▸ SOAL 1
Salin bagian teks tentang izin etik penelitian dari "Ledakan angka publikasi" sampai "dijaga dan dirawat?", lalu ganti "publikasi" dengan "penerbitan".
▸ SOAL 2
Jawab berdasarkan teks tentang izin etik penelitian:
(a) Siapa yang menetapkan ethic clearance?
(b) Siapa penulis buku Responsible Conduct of Research?
(c) Menurut Shamoo, selain dari output akhirnya, dari apa riset yang baik dinilai?
▸ SOAL 3
Tolong lanjutkan teks tentang izin etik penelitian mulai setelah kalimat terakhirnya.

▸ KUTIPAN TEKS
■ ■ ■ ■

Ledakan angka publikasi selama beberapa tahun terakhir memang sangat menggembirakan dan patut diapresiasi. Namun, di tengah semua pencapaian itu, muncul pertanyaan: sudahkah riset-riset tersebut didukung oleh pondasi etik yang kokoh? Ataukah kita berlari terlalu kencang, sampai lupa memastikan bahwa langkah-langkah kita belum berpijak nilai-nilai yang seharusnya dijaga dan dirawat?

Ethic Clearance

Ethic clearance (ethical review atau IRB approval) pada intinya adalah izin etik yang ditetapkan oleh sebuah komite etik penelitian—untuk mengevaluasi apakah sebuah proposal riset layak diteruskan dari sisi etis, bukan hanya metodologis. Terutama jika riset-riset tersebut melibatkan manusia, data-data sensitif, atau kelompok rentan. Di balik surat ijin persetujuan itu, terdapat pertimbangan yang sangat penting: bagaimana riset menjaga martabat, keselamatan, dan hak subjek penelitian. Tentu saja tanpa menghambat kemajuan ilmu pengetahuan.

Dalam buku Responsible Conduct of Research karya Adil E. Shamoo dan David B. Resnik, ethic review seperti ini digambarkan sebagai faktor penting dari penelitian yang bertanggung jawab. Shamoo menjelaskan bahwa riset yang baik tidak hanya dinilai dari output akhirnya, tetapi dari rangkaian seluruh proses—sejak rancangan awal, cara memperoleh data, sampai bagaimana peneliti memperlakukan para partisipan.

■ ■ ■ ■

▸ BARIS DATA

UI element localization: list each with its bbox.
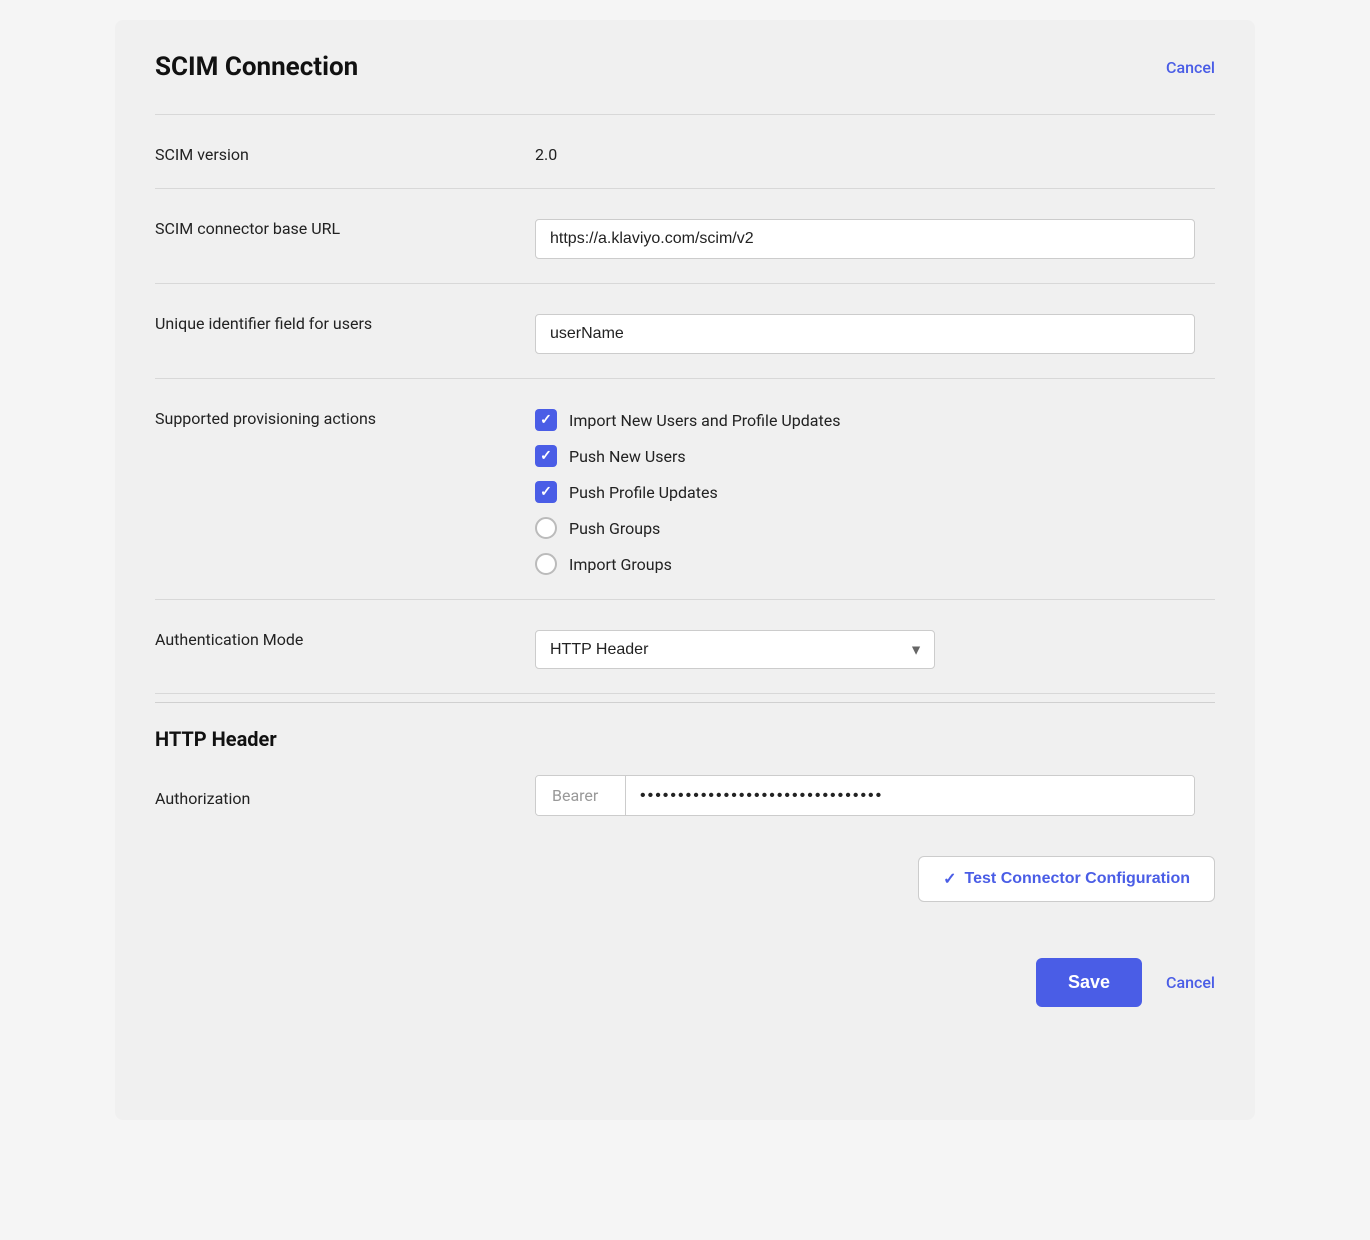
test-connector-label: Test Connector Configuration [965, 870, 1190, 888]
page-container: SCIM Connection Cancel SCIM version 2.0 … [115, 20, 1255, 1120]
auth-mode-label: Authentication Mode [155, 624, 535, 649]
cancel-button-top[interactable]: Cancel [1166, 58, 1215, 77]
scim-version-row: SCIM version 2.0 [155, 114, 1215, 189]
checkbox-push-new-users-icon[interactable] [535, 445, 557, 467]
auth-input-group: Bearer [535, 775, 1195, 816]
unique-identifier-input[interactable] [535, 314, 1195, 354]
auth-mode-select[interactable]: HTTP Header Basic Auth OAuth [535, 630, 935, 669]
provisioning-actions-label: Supported provisioning actions [155, 403, 535, 428]
scim-base-url-field-wrapper [535, 213, 1215, 259]
authorization-row: Authorization Bearer [155, 751, 1215, 840]
checkbox-push-profile-updates-icon[interactable] [535, 481, 557, 503]
provisioning-actions-row: Supported provisioning actions Import Ne… [155, 379, 1215, 600]
cancel-button-bottom[interactable]: Cancel [1166, 973, 1215, 992]
scim-version-label: SCIM version [155, 139, 535, 164]
authorization-input-wrapper: Bearer [535, 775, 1215, 816]
auth-mode-row: Authentication Mode HTTP Header Basic Au… [155, 600, 1215, 694]
test-connector-button[interactable]: ✓ Test Connector Configuration [918, 856, 1215, 902]
http-header-section: HTTP Header Authorization Bearer ✓ Test … [155, 702, 1215, 926]
page-header: SCIM Connection Cancel [155, 52, 1215, 82]
checkbox-push-profile-updates: Push Profile Updates [535, 481, 1215, 503]
unique-identifier-field-wrapper [535, 308, 1215, 354]
save-button[interactable]: Save [1036, 958, 1142, 1007]
form-section: SCIM version 2.0 SCIM connector base URL… [155, 114, 1215, 694]
provisioning-actions-wrapper: Import New Users and Profile Updates Pus… [535, 403, 1215, 575]
checkbox-import-groups: Import Groups [535, 553, 1215, 575]
checkbox-import-groups-icon[interactable] [535, 553, 557, 575]
authorization-label: Authorization [155, 783, 535, 808]
scim-base-url-row: SCIM connector base URL [155, 189, 1215, 284]
checkbox-push-profile-updates-label: Push Profile Updates [569, 483, 718, 502]
checkbox-push-new-users-label: Push New Users [569, 447, 686, 466]
checkbox-import-new-users: Import New Users and Profile Updates [535, 409, 1215, 431]
checkbox-push-groups-label: Push Groups [569, 519, 660, 538]
bottom-actions: Save Cancel [155, 950, 1215, 1007]
scim-version-value: 2.0 [535, 139, 1215, 164]
unique-identifier-label: Unique identifier field for users [155, 308, 535, 333]
auth-mode-wrapper: HTTP Header Basic Auth OAuth ▼ [535, 624, 1215, 669]
checkbox-import-groups-label: Import Groups [569, 555, 672, 574]
http-header-title: HTTP Header [155, 703, 1215, 751]
test-button-row: ✓ Test Connector Configuration [155, 840, 1215, 926]
scim-base-url-label: SCIM connector base URL [155, 213, 535, 238]
checkbox-push-groups-icon[interactable] [535, 517, 557, 539]
auth-token-input[interactable] [626, 776, 1194, 815]
checkbox-push-groups: Push Groups [535, 517, 1215, 539]
bearer-prefix: Bearer [536, 776, 626, 815]
checkboxes-container: Import New Users and Profile Updates Pus… [535, 409, 1215, 575]
checkbox-push-new-users: Push New Users [535, 445, 1215, 467]
unique-identifier-row: Unique identifier field for users [155, 284, 1215, 379]
scim-base-url-input[interactable] [535, 219, 1195, 259]
checkbox-import-new-users-label: Import New Users and Profile Updates [569, 411, 840, 430]
page-title: SCIM Connection [155, 52, 358, 82]
auth-mode-select-wrapper: HTTP Header Basic Auth OAuth ▼ [535, 630, 935, 669]
checkbox-import-new-users-icon[interactable] [535, 409, 557, 431]
check-icon: ✓ [943, 869, 956, 889]
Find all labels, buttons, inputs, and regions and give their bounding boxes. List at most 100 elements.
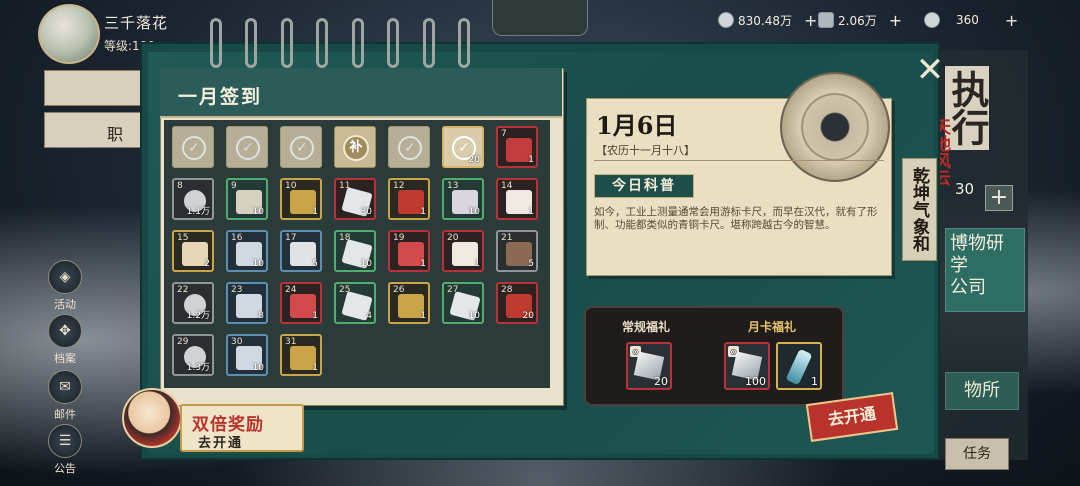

■ ■ ■ ■

▸ JAWABAN 1
Ledakan angka penerbitan selama beberapa tahun terakhir memang sangat menggembirakan dan patut diapresiasi. Namun, di tengah semua pencapaian itu, muncul pertanyaan: sudahkah riset-riset tersebut didukung oleh pondasi etik yang kokoh? Ataukah kita berlari terlalu kencang, sampai lupa memastikan bahwa langkah-langkah kita belum berpijak nilai-nilai yang seharusnya dijaga dan dirawat?

▸ JAWABAN 2
(a) Sebuah komite etik penelitian.
(b) Adil E. Shamoo dan David B. Resnik.
(c) Dari rangkaian seluruh proses, sejak rancangan awal, cara memperoleh data, sampai bagaimana peneliti memperlakukan para partisipan.

▸ JAWABAN 3
Shamoo dan Resnik juga menekankan pentingnya perilaku seperti kejujuran, akurasi, dan keadilan dalam kegiatan penelitian. Mereka percaya bahwa ethic clearance adalah bagian dari sistem yang mencegah pelanggaran sejak dini, dan bukan sekadar pelengkap administratif. Dengan kata lain, ethic clearance adalah bentuk perlindungan menyeluruh—bagi subjek riset, bagi para peneliti, dan bagi citra/ nama baik institusi.

Prestasi dan Refleksi

Peningkatan karya publikasi ilmiah di Indonesia merupakan pencapaian yang patut dihargai. Namun, ketika publikasi menjadi tolok ukur utama, bahkan satu-satunya, dalam menilai kualitas akademik, muncul kekhawatiran baru. Tanpa disadari, orientasi riset bisa berubah: dari mencari pengetahuan menjadi mengejar angka. Ketika itu terjadi, proses etis yang seharusnya menjadi fondasi riset sering kali dikesampingkan karena dianggap memperlambat proses penelitian.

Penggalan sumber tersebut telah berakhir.